**What the task asks**
Omit the images, then print each record below exactly as it reads.

(Stored data)
* begin *
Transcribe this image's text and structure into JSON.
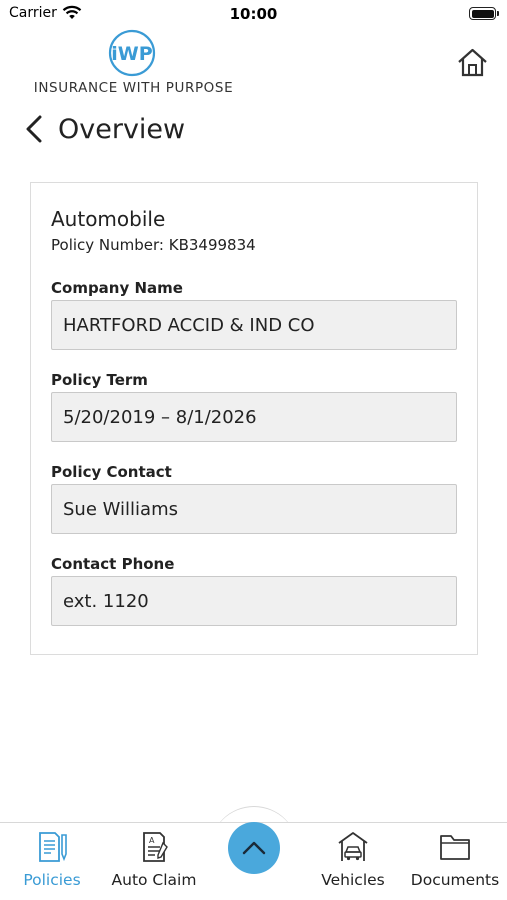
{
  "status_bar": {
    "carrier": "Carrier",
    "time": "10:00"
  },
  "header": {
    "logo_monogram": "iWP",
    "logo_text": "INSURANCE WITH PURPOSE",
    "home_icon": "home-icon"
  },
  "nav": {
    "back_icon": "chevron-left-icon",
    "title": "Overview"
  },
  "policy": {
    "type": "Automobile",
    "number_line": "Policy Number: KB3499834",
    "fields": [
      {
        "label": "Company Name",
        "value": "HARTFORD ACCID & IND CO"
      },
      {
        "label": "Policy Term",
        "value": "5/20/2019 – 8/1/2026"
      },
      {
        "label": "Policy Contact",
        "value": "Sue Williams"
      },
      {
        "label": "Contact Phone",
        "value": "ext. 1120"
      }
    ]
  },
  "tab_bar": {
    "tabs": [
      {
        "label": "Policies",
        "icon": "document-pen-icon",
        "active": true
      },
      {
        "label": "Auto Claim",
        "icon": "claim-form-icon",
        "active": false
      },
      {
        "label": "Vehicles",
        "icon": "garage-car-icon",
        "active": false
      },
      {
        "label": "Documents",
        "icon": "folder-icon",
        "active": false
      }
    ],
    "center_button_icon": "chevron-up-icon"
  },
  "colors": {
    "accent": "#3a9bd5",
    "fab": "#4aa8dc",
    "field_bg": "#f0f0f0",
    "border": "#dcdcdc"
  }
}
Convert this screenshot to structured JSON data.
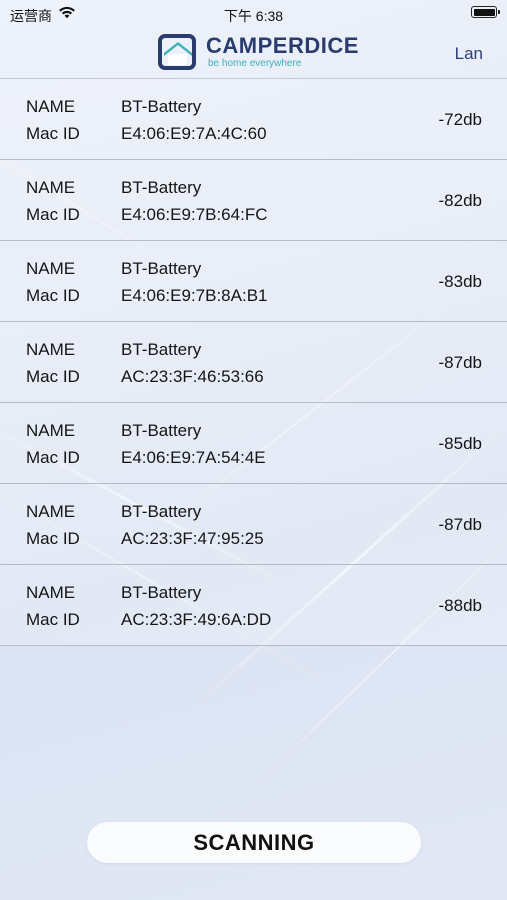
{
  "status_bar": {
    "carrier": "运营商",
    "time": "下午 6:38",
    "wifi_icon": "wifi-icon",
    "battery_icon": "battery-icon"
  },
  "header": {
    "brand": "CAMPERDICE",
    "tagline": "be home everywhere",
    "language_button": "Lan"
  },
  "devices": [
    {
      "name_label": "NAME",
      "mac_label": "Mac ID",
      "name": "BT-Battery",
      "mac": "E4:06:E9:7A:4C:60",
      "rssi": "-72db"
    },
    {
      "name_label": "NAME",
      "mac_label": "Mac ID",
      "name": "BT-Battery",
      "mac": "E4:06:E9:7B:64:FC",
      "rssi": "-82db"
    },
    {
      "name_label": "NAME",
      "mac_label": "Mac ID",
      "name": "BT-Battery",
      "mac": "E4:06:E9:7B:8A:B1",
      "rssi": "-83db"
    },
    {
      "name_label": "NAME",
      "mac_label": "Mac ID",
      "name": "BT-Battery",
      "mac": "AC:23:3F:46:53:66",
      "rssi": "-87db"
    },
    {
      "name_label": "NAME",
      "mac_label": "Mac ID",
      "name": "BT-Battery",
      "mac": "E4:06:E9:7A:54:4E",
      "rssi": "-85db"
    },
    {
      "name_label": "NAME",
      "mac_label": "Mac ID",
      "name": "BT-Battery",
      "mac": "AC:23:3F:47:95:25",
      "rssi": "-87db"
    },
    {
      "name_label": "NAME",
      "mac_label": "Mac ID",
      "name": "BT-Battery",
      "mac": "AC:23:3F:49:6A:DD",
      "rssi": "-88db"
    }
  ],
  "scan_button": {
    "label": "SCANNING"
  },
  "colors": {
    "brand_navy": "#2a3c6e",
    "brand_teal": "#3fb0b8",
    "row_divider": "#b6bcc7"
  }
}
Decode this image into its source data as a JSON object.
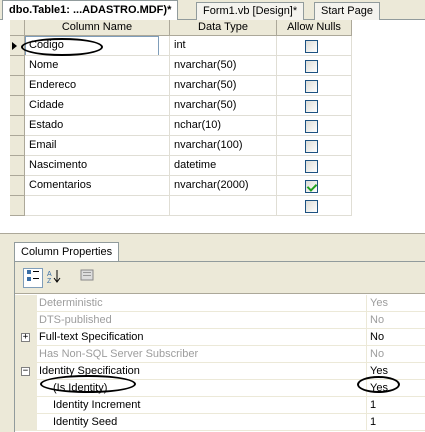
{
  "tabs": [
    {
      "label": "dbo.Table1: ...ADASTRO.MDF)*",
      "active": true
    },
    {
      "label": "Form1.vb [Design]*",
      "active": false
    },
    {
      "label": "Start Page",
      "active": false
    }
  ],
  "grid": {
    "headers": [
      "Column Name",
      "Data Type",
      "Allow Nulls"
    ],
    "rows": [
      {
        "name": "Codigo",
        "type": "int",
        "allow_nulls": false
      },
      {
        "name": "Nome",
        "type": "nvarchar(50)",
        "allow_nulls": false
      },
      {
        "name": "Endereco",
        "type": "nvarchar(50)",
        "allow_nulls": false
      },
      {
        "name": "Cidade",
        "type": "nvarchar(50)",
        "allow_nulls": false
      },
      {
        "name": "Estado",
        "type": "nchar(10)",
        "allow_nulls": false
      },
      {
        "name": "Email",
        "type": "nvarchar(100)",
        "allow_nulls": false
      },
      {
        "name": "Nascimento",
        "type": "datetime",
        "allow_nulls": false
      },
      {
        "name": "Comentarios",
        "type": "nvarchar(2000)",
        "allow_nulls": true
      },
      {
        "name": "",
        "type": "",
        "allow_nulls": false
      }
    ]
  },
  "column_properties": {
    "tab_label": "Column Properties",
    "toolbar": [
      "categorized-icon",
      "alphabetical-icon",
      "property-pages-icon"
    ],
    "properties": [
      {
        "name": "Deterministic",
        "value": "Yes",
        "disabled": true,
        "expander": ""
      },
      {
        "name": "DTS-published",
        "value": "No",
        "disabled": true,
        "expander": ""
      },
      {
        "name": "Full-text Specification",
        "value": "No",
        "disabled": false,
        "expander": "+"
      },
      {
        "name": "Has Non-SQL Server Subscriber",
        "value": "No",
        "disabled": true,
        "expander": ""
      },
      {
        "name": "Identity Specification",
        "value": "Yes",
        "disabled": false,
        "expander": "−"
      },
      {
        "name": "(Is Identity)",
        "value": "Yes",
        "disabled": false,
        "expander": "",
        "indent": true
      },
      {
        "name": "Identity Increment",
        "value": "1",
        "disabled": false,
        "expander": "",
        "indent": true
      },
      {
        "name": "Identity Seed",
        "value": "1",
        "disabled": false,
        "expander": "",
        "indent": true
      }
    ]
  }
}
* end *
**Reply to the exercise**
Transcribe this image's text and structure into JSON.
{
  "status_bar": {
    "carrier": "Carrier",
    "time": "10:00"
  },
  "header": {
    "logo_monogram": "iWP",
    "logo_text": "INSURANCE WITH PURPOSE",
    "home_icon": "home-icon"
  },
  "nav": {
    "back_icon": "chevron-left-icon",
    "title": "Overview"
  },
  "policy": {
    "type": "Automobile",
    "number_line": "Policy Number: KB3499834",
    "fields": [
      {
        "label": "Company Name",
        "value": "HARTFORD ACCID & IND CO"
      },
      {
        "label": "Policy Term",
        "value": "5/20/2019 – 8/1/2026"
      },
      {
        "label": "Policy Contact",
        "value": "Sue Williams"
      },
      {
        "label": "Contact Phone",
        "value": "ext. 1120"
      }
    ]
  },
  "tab_bar": {
    "tabs": [
      {
        "label": "Policies",
        "icon": "document-pen-icon",
        "active": true
      },
      {
        "label": "Auto Claim",
        "icon": "claim-form-icon",
        "active": false
      },
      {
        "label": "Vehicles",
        "icon": "garage-car-icon",
        "active": false
      },
      {
        "label": "Documents",
        "icon": "folder-icon",
        "active": false
      }
    ],
    "center_button_icon": "chevron-up-icon"
  },
  "colors": {
    "accent": "#3a9bd5",
    "fab": "#4aa8dc",
    "field_bg": "#f0f0f0",
    "border": "#dcdcdc"
  }
}
Convert this screenshot to structured JSON data.
{
  "status_bar": {
    "carrier": "运营商",
    "time": "下午 6:38",
    "wifi_icon": "wifi-icon",
    "battery_icon": "battery-icon"
  },
  "header": {
    "brand": "CAMPERDICE",
    "tagline": "be home everywhere",
    "language_button": "Lan"
  },
  "devices": [
    {
      "name_label": "NAME",
      "mac_label": "Mac ID",
      "name": "BT-Battery",
      "mac": "E4:06:E9:7A:4C:60",
      "rssi": "-72db"
    },
    {
      "name_label": "NAME",
      "mac_label": "Mac ID",
      "name": "BT-Battery",
      "mac": "E4:06:E9:7B:64:FC",
      "rssi": "-82db"
    },
    {
      "name_label": "NAME",
      "mac_label": "Mac ID",
      "name": "BT-Battery",
      "mac": "E4:06:E9:7B:8A:B1",
      "rssi": "-83db"
    },
    {
      "name_label": "NAME",
      "mac_label": "Mac ID",
      "name": "BT-Battery",
      "mac": "AC:23:3F:46:53:66",
      "rssi": "-87db"
    },
    {
      "name_label": "NAME",
      "mac_label": "Mac ID",
      "name": "BT-Battery",
      "mac": "E4:06:E9:7A:54:4E",
      "rssi": "-85db"
    },
    {
      "name_label": "NAME",
      "mac_label": "Mac ID",
      "name": "BT-Battery",
      "mac": "AC:23:3F:47:95:25",
      "rssi": "-87db"
    },
    {
      "name_label": "NAME",
      "mac_label": "Mac ID",
      "name": "BT-Battery",
      "mac": "AC:23:3F:49:6A:DD",
      "rssi": "-88db"
    }
  ],
  "scan_button": {
    "label": "SCANNING"
  },
  "colors": {
    "brand_navy": "#2a3c6e",
    "brand_teal": "#3fb0b8",
    "row_divider": "#b6bcc7"
  }
}
Decode this image into its source data as a JSON object.
{
  "tabs": [
    {
      "label": "dbo.Table1: ...ADASTRO.MDF)*",
      "active": true
    },
    {
      "label": "Form1.vb [Design]*",
      "active": false
    },
    {
      "label": "Start Page",
      "active": false
    }
  ],
  "grid": {
    "headers": [
      "Column Name",
      "Data Type",
      "Allow Nulls"
    ],
    "rows": [
      {
        "name": "Codigo",
        "type": "int",
        "allow_nulls": false
      },
      {
        "name": "Nome",
        "type": "nvarchar(50)",
        "allow_nulls": false
      },
      {
        "name": "Endereco",
        "type": "nvarchar(50)",
        "allow_nulls": false
      },
      {
        "name": "Cidade",
        "type": "nvarchar(50)",
        "allow_nulls": false
      },
      {
        "name": "Estado",
        "type": "nchar(10)",
        "allow_nulls": false
      },
      {
        "name": "Email",
        "type": "nvarchar(100)",
        "allow_nulls": false
      },
      {
        "name": "Nascimento",
        "type": "datetime",
        "allow_nulls": false
      },
      {
        "name": "Comentarios",
        "type": "nvarchar(2000)",
        "allow_nulls": true
      },
      {
        "name": "",
        "type": "",
        "allow_nulls": false
      }
    ]
  },
  "column_properties": {
    "tab_label": "Column Properties",
    "toolbar": [
      "categorized-icon",
      "alphabetical-icon",
      "property-pages-icon"
    ],
    "properties": [
      {
        "name": "Deterministic",
        "value": "Yes",
        "disabled": true,
        "expander": ""
      },
      {
        "name": "DTS-published",
        "value": "No",
        "disabled": true,
        "expander": ""
      },
      {
        "name": "Full-text Specification",
        "value": "No",
        "disabled": false,
        "expander": "+"
      },
      {
        "name": "Has Non-SQL Server Subscriber",
        "value": "No",
        "disabled": true,
        "expander": ""
      },
      {
        "name": "Identity Specification",
        "value": "Yes",
        "disabled": false,
        "expander": "−"
      },
      {
        "name": "(Is Identity)",
        "value": "Yes",
        "disabled": false,
        "expander": "",
        "indent": true
      },
      {
        "name": "Identity Increment",
        "value": "1",
        "disabled": false,
        "expander": "",
        "indent": true
      },
      {
        "name": "Identity Seed",
        "value": "1",
        "disabled": false,
        "expander": "",
        "indent": true
      }
    ]
  }
}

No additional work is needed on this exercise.